> **DATASET ROWS**:
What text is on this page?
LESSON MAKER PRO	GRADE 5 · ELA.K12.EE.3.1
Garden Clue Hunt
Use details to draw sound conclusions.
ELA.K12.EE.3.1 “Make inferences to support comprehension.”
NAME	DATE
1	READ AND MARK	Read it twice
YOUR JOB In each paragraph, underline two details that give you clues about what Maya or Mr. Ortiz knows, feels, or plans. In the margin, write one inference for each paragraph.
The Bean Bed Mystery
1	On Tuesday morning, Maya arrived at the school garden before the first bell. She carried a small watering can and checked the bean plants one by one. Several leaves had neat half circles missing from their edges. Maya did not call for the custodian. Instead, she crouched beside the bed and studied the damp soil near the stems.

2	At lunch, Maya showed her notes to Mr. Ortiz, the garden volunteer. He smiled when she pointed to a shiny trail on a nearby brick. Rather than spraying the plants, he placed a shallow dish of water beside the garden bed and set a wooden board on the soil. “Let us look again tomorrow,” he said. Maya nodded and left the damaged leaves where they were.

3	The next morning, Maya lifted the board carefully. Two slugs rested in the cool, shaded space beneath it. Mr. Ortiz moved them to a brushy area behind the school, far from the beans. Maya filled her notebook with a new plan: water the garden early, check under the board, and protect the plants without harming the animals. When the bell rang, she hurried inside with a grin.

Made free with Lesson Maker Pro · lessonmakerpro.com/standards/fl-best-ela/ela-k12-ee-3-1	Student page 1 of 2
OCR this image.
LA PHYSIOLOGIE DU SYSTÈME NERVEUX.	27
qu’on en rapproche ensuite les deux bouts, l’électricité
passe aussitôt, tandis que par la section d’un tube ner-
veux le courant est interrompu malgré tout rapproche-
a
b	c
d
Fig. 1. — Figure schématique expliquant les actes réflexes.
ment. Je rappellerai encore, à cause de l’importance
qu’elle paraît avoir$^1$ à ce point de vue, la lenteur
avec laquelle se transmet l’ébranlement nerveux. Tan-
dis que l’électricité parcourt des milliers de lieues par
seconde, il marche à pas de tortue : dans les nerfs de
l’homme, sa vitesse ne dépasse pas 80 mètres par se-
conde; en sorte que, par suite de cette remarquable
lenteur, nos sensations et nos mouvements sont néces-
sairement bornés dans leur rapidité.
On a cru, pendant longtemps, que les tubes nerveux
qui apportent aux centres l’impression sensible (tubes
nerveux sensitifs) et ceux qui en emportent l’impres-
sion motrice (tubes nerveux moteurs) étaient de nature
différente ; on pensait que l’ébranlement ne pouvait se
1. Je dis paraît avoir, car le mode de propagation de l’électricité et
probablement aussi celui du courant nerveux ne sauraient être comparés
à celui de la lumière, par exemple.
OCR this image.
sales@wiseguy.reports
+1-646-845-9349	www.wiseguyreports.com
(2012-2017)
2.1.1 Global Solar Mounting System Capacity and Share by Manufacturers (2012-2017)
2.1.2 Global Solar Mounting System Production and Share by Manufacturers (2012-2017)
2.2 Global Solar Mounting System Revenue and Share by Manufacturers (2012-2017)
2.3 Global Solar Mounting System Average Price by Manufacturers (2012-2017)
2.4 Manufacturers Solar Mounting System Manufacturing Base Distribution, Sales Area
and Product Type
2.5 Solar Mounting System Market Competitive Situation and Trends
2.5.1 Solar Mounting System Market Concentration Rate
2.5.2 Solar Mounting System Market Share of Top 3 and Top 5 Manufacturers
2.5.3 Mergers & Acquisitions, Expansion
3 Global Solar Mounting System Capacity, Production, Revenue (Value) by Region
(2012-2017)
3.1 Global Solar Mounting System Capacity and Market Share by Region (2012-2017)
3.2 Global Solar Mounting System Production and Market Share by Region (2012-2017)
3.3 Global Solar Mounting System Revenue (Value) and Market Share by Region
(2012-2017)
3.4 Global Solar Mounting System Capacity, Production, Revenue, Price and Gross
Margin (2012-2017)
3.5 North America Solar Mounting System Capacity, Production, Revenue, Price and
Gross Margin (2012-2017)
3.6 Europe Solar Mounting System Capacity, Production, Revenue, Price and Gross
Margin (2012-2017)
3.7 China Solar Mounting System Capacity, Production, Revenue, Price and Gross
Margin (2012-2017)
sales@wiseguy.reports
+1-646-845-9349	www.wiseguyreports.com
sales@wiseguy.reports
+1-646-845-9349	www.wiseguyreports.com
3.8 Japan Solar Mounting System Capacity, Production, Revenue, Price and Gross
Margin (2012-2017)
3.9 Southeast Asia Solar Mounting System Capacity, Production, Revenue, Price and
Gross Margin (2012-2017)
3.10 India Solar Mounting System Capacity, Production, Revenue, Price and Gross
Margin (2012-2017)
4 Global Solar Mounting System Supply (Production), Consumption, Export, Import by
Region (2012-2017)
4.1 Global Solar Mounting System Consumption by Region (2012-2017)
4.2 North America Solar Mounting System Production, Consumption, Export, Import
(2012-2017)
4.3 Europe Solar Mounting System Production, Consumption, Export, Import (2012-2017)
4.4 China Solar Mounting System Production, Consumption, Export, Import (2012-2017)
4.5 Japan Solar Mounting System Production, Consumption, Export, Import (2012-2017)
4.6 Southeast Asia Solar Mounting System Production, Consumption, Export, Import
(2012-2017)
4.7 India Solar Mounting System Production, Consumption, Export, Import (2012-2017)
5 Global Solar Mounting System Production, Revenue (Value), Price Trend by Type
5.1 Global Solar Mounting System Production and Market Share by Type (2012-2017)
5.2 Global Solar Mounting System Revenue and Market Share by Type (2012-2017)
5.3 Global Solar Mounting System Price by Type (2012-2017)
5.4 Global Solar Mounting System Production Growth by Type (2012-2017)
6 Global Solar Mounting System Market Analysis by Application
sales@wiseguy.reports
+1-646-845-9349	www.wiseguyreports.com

> **TASK DETAILS**: Take each line of the material that contains the word "Asia" and list it.

> **WRITTEN SOLUTION**:
3.9 Southeast Asia Solar Mounting System Capacity, Production, Revenue, Price and
4.6 Southeast Asia Solar Mounting System Production, Consumption, Export, Import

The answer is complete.